### [Instructions for the task]
Provide an exact transcription of all the records.

— Begin Exercise data —

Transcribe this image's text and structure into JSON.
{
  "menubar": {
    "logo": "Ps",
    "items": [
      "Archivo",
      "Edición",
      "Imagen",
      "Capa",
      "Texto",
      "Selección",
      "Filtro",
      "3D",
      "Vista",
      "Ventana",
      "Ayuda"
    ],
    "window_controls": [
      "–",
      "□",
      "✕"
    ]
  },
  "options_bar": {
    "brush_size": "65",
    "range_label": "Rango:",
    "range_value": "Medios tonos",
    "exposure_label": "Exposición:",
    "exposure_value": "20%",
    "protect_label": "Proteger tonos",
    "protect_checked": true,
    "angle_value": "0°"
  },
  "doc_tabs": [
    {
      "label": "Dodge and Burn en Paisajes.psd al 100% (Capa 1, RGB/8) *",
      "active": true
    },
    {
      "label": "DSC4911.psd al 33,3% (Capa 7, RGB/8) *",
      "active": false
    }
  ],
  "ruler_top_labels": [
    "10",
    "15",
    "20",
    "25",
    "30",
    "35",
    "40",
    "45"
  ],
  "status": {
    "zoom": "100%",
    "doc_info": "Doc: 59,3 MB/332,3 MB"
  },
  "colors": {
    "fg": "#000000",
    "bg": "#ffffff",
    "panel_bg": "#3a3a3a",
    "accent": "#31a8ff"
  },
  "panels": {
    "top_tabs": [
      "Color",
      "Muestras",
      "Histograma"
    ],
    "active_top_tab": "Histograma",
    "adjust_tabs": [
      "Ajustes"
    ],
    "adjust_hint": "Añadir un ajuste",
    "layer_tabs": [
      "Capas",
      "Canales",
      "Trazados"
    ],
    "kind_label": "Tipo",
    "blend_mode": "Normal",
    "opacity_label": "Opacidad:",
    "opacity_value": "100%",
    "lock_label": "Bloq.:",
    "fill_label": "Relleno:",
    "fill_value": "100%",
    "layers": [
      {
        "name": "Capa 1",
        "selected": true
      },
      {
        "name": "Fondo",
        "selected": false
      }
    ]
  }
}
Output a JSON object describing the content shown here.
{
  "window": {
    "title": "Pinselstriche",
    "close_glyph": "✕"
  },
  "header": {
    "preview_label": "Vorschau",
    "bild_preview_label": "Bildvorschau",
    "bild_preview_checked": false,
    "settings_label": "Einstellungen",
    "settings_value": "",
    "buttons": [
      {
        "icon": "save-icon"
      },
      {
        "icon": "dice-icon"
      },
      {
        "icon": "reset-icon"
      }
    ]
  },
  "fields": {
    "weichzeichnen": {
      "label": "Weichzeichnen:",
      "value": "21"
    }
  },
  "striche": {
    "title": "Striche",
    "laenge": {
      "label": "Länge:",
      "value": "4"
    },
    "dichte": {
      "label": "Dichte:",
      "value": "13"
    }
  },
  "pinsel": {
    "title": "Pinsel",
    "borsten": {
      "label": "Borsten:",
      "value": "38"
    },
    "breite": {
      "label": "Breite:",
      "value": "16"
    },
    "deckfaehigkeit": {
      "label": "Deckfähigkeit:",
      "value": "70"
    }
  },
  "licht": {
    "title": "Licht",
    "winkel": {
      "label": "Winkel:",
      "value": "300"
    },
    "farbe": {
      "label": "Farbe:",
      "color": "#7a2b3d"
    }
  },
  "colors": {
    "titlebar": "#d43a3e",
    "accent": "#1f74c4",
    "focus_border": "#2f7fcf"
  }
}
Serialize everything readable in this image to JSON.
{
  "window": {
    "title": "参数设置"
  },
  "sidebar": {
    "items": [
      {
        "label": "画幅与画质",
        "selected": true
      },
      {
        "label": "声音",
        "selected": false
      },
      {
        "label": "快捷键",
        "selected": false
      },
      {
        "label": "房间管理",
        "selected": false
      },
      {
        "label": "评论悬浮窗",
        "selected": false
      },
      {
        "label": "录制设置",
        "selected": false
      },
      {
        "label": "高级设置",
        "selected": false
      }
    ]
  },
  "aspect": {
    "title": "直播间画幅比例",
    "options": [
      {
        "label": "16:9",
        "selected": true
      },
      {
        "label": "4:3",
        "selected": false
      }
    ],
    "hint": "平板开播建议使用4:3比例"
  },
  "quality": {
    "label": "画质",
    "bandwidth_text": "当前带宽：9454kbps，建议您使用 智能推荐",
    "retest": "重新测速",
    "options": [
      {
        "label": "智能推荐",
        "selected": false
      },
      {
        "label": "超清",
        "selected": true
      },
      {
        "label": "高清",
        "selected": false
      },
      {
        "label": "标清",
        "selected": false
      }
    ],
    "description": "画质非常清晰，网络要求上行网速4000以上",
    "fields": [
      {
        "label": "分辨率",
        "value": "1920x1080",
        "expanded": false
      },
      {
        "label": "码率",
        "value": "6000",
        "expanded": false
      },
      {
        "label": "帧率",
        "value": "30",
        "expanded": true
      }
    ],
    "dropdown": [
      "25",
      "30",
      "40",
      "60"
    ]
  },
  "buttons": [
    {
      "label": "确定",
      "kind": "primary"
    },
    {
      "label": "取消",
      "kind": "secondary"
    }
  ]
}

— End Exercise data —

### [Result of the exercise]
Transcribe this image's text and structure into JSON.
{
  "menubar": {
    "logo": "Ps",
    "items": [
      "Archivo",
      "Edición",
      "Imagen",
      "Capa",
      "Texto",
      "Selección",
      "Filtro",
      "3D",
      "Vista",
      "Ventana",
      "Ayuda"
    ],
    "window_controls": [
      "–",
      "□",
      "✕"
    ]
  },
  "options_bar": {
    "brush_size": "65",
    "range_label": "Rango:",
    "range_value": "Medios tonos",
    "exposure_label": "Exposición:",
    "exposure_value": "20%",
    "protect_label": "Proteger tonos",
    "protect_checked": true,
    "angle_value": "0°"
  },
  "doc_tabs": [
    {
      "label": "Dodge and Burn en Paisajes.psd al 100% (Capa 1, RGB/8) *",
      "active": true
    },
    {
      "label": "DSC4911.psd al 33,3% (Capa 7, RGB/8) *",
      "active": false
    }
  ],
  "ruler_top_labels": [
    "10",
    "15",
    "20",
    "25",
    "30",
    "35",
    "40",
    "45"
  ],
  "status": {
    "zoom": "100%",
    "doc_info": "Doc: 59,3 MB/332,3 MB"
  },
  "colors": {
    "fg": "#000000",
    "bg": "#ffffff",
    "panel_bg": "#3a3a3a",
    "accent": "#31a8ff"
  },
  "panels": {
    "top_tabs": [
      "Color",
      "Muestras",
      "Histograma"
    ],
    "active_top_tab": "Histograma",
    "adjust_tabs": [
      "Ajustes"
    ],
    "adjust_hint": "Añadir un ajuste",
    "layer_tabs": [
      "Capas",
      "Canales",
      "Trazados"
    ],
    "kind_label": "Tipo",
    "blend_mode": "Normal",
    "opacity_label": "Opacidad:",
    "opacity_value": "100%",
    "lock_label": "Bloq.:",
    "fill_label": "Relleno:",
    "fill_value": "100%",
    "layers": [
      {
        "name": "Capa 1",
        "selected": true
      },
      {
        "name": "Fondo",
        "selected": false
      }
    ]
  }
}
Output a JSON object describing the content shown here.
{
  "window": {
    "title": "Pinselstriche",
    "close_glyph": "✕"
  },
  "header": {
    "preview_label": "Vorschau",
    "bild_preview_label": "Bildvorschau",
    "bild_preview_checked": false,
    "settings_label": "Einstellungen",
    "settings_value": "",
    "buttons": [
      {
        "icon": "save-icon"
      },
      {
        "icon": "dice-icon"
      },
      {
        "icon": "reset-icon"
      }
    ]
  },
  "fields": {
    "weichzeichnen": {
      "label": "Weichzeichnen:",
      "value": "21"
    }
  },
  "striche": {
    "title": "Striche",
    "laenge": {
      "label": "Länge:",
      "value": "4"
    },
    "dichte": {
      "label": "Dichte:",
      "value": "13"
    }
  },
  "pinsel": {
    "title": "Pinsel",
    "borsten": {
      "label": "Borsten:",
      "value": "38"
    },
    "breite": {
      "label": "Breite:",
      "value": "16"
    },
    "deckfaehigkeit": {
      "label": "Deckfähigkeit:",
      "value": "70"
    }
  },
  "licht": {
    "title": "Licht",
    "winkel": {
      "label": "Winkel:",
      "value": "300"
    },
    "farbe": {
      "label": "Farbe:",
      "color": "#7a2b3d"
    }
  },
  "colors": {
    "titlebar": "#d43a3e",
    "accent": "#1f74c4",
    "focus_border": "#2f7fcf"
  }
}
Serialize everything readable in this image to JSON.
{
  "window": {
    "title": "参数设置"
  },
  "sidebar": {
    "items": [
      {
        "label": "画幅与画质",
        "selected": true
      },
      {
        "label": "声音",
        "selected": false
      },
      {
        "label": "快捷键",
        "selected": false
      },
      {
        "label": "房间管理",
        "selected": false
      },
      {
        "label": "评论悬浮窗",
        "selected": false
      },
      {
        "label": "录制设置",
        "selected": false
      },
      {
        "label": "高级设置",
        "selected": false
      }
    ]
  },
  "aspect": {
    "title": "直播间画幅比例",
    "options": [
      {
        "label": "16:9",
        "selected": true
      },
      {
        "label": "4:3",
        "selected": false
      }
    ],
    "hint": "平板开播建议使用4:3比例"
  },
  "quality": {
    "label": "画质",
    "bandwidth_text": "当前带宽：9454kbps，建议您使用 智能推荐",
    "retest": "重新测速",
    "options": [
      {
        "label": "智能推荐",
        "selected": false
      },
      {
        "label": "超清",
        "selected": true
      },
      {
        "label": "高清",
        "selected": false
      },
      {
        "label": "标清",
        "selected": false
      }
    ],
    "description": "画质非常清晰，网络要求上行网速4000以上",
    "fields": [
      {
        "label": "分辨率",
        "value": "1920x1080",
        "expanded": false
      },
      {
        "label": "码率",
        "value": "6000",
        "expanded": false
      },
      {
        "label": "帧率",
        "value": "30",
        "expanded": true
      }
    ],
    "dropdown": [
      "25",
      "30",
      "40",
      "60"
    ]
  },
  "buttons": [
    {
      "label": "确定",
      "kind": "primary"
    },
    {
      "label": "取消",
      "kind": "secondary"
    }
  ]
}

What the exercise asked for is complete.